_Exercise task_. From the entries below, please gather each line containing the string "Histogrammes".

_Raw records_.
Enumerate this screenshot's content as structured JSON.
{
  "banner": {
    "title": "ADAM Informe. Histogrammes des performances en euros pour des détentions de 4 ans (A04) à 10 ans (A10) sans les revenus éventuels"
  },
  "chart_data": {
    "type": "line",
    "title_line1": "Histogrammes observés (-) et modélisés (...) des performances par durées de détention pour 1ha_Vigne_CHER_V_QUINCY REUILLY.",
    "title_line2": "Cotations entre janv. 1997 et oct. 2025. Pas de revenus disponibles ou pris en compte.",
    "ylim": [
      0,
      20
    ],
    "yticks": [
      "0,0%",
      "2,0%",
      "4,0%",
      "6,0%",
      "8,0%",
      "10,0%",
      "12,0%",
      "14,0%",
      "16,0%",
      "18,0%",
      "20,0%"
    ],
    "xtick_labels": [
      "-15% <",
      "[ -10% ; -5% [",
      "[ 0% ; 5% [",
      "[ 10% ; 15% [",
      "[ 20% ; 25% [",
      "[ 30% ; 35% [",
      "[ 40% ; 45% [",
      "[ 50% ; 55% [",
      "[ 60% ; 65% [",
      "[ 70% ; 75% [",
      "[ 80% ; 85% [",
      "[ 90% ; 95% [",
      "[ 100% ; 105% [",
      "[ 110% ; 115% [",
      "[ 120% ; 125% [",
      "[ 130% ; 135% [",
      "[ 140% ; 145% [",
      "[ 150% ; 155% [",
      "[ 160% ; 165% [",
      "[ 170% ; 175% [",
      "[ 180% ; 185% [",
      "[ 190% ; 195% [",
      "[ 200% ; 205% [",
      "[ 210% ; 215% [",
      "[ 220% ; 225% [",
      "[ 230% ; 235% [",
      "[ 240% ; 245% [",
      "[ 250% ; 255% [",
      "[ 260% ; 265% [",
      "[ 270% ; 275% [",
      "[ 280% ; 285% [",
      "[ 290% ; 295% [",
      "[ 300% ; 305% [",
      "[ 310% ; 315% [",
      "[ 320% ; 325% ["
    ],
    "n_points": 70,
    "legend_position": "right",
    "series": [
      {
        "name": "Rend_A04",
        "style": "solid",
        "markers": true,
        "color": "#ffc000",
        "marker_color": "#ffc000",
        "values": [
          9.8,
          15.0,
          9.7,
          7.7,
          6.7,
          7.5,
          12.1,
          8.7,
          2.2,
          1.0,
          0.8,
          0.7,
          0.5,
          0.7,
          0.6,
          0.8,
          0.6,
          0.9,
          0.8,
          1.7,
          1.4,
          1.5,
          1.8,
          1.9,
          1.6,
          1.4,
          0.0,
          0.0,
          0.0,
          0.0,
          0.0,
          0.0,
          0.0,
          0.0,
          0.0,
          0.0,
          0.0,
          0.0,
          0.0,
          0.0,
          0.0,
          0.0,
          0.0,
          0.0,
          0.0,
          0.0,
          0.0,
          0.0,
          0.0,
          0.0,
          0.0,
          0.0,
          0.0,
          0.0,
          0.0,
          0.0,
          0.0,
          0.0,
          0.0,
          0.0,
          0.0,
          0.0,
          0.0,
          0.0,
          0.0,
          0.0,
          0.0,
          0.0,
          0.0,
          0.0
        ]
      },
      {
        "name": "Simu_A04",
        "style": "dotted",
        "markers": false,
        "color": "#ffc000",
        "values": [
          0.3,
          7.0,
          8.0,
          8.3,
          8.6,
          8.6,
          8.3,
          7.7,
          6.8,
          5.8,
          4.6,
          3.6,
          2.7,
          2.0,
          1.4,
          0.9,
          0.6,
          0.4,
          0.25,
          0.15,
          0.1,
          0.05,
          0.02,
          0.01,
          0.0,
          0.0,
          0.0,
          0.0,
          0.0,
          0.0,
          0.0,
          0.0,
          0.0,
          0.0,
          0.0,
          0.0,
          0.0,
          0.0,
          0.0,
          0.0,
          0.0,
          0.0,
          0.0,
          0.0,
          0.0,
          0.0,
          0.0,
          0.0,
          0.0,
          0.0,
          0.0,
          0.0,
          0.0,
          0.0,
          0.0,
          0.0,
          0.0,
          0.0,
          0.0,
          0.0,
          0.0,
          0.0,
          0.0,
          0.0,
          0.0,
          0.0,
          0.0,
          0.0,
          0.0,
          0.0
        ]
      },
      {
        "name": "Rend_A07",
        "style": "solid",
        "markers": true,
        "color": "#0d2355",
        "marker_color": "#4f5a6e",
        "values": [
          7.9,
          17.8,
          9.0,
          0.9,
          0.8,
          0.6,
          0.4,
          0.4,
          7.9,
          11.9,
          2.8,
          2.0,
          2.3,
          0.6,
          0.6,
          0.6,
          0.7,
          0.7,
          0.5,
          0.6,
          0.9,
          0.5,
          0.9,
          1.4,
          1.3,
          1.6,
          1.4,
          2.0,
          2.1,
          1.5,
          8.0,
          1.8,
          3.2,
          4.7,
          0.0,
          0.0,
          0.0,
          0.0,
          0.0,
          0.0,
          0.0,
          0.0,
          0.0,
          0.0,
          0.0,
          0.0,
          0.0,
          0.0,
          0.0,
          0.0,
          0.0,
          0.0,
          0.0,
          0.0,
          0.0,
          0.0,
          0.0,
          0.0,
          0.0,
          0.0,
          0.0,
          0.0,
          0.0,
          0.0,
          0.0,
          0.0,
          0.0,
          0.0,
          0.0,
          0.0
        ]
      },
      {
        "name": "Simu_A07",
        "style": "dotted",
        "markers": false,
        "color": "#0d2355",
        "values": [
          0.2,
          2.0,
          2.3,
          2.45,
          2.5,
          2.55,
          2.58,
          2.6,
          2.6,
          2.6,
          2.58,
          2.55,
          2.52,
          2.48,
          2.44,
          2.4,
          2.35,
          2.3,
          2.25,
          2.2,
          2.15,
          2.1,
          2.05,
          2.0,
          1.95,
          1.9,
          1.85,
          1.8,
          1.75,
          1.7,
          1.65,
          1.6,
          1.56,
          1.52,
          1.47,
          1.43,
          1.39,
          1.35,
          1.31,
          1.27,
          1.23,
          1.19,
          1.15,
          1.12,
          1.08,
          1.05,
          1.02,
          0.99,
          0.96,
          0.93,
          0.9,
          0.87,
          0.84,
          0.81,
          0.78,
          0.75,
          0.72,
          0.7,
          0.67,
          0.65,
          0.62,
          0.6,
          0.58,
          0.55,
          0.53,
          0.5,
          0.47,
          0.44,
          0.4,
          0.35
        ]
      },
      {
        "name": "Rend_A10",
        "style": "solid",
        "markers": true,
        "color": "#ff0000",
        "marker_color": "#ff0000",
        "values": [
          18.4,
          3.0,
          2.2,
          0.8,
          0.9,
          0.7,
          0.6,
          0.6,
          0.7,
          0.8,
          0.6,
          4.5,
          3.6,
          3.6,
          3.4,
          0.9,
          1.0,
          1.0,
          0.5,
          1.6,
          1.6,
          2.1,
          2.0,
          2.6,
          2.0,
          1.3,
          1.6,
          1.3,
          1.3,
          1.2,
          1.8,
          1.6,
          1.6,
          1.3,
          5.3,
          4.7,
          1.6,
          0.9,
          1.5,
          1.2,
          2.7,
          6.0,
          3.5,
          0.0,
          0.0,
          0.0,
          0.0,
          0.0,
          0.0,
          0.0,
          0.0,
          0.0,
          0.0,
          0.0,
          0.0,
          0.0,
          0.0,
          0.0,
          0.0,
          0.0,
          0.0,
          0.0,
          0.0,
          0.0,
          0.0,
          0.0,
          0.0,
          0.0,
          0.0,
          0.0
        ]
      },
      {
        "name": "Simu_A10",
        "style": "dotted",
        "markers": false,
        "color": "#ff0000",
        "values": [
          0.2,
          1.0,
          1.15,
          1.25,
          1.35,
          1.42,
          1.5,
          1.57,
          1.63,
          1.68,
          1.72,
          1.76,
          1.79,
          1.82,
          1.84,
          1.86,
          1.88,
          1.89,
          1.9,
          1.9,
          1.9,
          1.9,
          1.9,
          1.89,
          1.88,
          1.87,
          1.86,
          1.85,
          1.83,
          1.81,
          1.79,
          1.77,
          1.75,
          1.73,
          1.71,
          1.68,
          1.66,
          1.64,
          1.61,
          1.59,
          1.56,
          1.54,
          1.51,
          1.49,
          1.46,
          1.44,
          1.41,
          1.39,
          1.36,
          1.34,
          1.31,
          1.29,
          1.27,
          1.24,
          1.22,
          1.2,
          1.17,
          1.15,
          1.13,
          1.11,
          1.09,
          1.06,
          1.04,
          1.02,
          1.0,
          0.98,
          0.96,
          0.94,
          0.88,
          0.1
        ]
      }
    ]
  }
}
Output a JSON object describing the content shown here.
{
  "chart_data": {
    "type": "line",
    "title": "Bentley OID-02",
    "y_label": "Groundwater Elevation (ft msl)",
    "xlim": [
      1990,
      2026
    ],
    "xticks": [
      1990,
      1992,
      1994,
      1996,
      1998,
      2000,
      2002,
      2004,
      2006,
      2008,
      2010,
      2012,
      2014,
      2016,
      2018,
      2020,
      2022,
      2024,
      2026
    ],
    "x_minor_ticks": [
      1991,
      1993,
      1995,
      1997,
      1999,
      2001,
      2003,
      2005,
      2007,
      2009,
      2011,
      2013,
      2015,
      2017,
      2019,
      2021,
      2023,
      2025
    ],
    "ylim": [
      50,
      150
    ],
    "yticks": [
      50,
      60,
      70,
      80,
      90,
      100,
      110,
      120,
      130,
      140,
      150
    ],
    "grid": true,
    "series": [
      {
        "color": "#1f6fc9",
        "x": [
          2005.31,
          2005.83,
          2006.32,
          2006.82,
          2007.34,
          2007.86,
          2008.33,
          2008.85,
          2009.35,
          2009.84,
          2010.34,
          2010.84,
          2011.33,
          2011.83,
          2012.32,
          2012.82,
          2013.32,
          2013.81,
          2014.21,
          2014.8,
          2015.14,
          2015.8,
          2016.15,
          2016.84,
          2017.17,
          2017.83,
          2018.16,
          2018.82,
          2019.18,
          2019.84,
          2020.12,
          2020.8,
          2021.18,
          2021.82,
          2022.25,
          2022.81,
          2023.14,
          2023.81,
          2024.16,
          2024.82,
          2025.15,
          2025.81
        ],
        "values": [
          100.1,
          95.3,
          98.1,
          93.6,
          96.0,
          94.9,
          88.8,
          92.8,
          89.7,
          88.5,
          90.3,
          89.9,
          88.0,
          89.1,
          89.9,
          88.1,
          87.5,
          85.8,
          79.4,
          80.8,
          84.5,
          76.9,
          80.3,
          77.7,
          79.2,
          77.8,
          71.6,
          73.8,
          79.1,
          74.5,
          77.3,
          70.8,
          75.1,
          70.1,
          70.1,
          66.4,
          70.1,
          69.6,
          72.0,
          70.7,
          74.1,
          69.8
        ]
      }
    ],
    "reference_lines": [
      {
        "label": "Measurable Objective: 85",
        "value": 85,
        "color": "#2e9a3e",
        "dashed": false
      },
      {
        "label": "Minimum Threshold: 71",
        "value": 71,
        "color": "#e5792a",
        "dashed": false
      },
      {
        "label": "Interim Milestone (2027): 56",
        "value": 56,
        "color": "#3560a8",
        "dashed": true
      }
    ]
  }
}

_The solution_.
    "title": "ADAM Informe. Histogrammes des performances en euros pour des détentions de 4 ans (A04) à 10 ans (A10) sans les revenus éventuels"
    "title_line1": "Histogrammes observés (-) et modélisés (...) des performances par durées de détention pour 1ha_Vigne_CHER_V_QUINCY REUILLY.",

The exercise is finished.